[Dataset items]

- - - -

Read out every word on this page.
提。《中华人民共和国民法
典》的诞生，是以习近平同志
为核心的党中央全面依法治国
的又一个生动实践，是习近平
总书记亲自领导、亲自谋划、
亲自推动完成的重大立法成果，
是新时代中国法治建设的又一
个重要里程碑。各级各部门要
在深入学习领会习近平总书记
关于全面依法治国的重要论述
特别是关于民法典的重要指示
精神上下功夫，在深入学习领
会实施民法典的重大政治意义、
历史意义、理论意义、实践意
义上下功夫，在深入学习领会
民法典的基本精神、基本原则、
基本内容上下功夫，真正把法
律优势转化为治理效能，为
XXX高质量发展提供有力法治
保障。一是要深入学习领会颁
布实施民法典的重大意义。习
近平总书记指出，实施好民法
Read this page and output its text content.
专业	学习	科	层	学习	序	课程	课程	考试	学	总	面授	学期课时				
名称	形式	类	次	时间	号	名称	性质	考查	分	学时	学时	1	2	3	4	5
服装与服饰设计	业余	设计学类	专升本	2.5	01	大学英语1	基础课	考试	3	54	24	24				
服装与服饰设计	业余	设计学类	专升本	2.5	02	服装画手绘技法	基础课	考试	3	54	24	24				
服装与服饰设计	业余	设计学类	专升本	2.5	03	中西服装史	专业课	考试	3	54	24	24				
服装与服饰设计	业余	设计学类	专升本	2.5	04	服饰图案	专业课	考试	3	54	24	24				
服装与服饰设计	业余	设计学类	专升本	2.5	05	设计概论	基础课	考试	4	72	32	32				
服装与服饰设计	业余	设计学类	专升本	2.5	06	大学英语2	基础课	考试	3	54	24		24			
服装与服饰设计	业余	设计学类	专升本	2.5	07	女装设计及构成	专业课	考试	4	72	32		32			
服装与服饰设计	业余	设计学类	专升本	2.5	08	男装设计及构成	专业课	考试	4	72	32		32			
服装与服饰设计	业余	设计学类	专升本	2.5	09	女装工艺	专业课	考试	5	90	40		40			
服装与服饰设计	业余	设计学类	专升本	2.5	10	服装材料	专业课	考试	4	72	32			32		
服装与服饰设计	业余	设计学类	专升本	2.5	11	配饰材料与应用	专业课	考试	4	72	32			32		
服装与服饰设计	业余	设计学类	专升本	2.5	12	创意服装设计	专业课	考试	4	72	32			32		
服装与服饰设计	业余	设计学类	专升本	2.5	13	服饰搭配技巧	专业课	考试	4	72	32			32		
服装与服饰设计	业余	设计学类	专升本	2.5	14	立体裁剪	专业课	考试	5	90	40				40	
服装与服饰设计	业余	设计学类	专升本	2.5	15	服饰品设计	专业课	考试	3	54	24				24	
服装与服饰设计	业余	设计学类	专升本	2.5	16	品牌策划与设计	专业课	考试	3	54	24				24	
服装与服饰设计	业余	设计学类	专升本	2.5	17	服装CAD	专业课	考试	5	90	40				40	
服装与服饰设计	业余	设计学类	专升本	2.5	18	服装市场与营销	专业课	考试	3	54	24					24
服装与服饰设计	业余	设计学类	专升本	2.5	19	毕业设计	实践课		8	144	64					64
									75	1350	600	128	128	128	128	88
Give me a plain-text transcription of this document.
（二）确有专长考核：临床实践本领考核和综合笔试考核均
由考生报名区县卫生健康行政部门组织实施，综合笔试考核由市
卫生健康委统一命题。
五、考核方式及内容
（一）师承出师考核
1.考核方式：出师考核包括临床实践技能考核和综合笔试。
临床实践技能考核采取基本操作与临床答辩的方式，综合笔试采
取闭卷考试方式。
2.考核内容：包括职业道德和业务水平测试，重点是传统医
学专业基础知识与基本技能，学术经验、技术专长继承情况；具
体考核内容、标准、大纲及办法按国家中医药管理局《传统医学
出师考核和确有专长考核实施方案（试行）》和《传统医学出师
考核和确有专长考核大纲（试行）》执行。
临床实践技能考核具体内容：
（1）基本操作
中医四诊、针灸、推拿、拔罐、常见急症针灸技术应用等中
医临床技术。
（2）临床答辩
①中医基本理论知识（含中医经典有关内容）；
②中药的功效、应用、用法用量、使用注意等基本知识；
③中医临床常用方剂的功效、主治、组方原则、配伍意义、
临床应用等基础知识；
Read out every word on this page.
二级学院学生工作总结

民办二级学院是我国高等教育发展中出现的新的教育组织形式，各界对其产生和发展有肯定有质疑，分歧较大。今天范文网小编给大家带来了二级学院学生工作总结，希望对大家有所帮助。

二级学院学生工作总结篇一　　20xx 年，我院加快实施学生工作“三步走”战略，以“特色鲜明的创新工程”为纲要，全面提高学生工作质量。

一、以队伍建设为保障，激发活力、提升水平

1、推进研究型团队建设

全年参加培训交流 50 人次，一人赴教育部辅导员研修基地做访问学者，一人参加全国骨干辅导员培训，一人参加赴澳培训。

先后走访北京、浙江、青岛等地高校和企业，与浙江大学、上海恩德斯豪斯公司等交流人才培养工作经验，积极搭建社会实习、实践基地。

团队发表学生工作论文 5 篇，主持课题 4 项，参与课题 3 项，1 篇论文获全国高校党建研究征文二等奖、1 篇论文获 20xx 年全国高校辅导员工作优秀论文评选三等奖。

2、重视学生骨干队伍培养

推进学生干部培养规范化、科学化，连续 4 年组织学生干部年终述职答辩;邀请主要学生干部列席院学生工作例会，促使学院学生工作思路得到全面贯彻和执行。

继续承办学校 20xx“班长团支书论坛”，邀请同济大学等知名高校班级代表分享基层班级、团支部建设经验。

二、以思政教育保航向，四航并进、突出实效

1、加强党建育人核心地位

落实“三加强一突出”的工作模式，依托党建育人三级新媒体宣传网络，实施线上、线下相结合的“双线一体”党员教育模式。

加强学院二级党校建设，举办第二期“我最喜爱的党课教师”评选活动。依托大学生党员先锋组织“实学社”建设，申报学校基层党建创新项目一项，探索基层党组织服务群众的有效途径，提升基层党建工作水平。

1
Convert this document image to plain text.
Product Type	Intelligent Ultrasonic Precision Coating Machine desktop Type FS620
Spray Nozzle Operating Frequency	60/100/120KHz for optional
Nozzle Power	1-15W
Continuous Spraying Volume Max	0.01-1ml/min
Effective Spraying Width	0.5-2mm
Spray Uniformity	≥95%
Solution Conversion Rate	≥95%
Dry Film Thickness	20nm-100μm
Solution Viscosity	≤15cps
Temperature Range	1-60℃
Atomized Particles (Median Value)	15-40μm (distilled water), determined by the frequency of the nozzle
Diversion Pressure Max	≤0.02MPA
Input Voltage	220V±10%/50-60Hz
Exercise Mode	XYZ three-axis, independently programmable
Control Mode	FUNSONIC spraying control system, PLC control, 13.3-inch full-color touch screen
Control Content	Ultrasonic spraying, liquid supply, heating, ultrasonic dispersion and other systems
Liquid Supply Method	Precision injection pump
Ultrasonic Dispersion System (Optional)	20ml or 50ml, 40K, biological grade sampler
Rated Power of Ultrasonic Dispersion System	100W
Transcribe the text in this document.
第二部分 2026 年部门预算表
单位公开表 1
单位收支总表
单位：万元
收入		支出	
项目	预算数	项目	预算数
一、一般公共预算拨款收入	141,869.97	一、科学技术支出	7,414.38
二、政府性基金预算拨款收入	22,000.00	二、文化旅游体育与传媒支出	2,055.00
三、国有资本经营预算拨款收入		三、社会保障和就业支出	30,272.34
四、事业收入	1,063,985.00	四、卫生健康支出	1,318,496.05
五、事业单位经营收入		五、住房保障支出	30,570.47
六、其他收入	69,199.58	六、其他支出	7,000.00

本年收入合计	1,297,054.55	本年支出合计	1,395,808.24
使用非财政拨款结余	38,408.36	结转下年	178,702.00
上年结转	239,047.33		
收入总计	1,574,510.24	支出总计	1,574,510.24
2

- - - -

» Given problem
Out of the material above, gather each line where "Control" appears.

» Solution to the exercise
Control Mode	FUNSONIC spraying control system, PLC control, 13.3-inch full-color touch screen
Control Content	Ultrasonic spraying, liquid supply, heating, ultrasonic dispersion and other systems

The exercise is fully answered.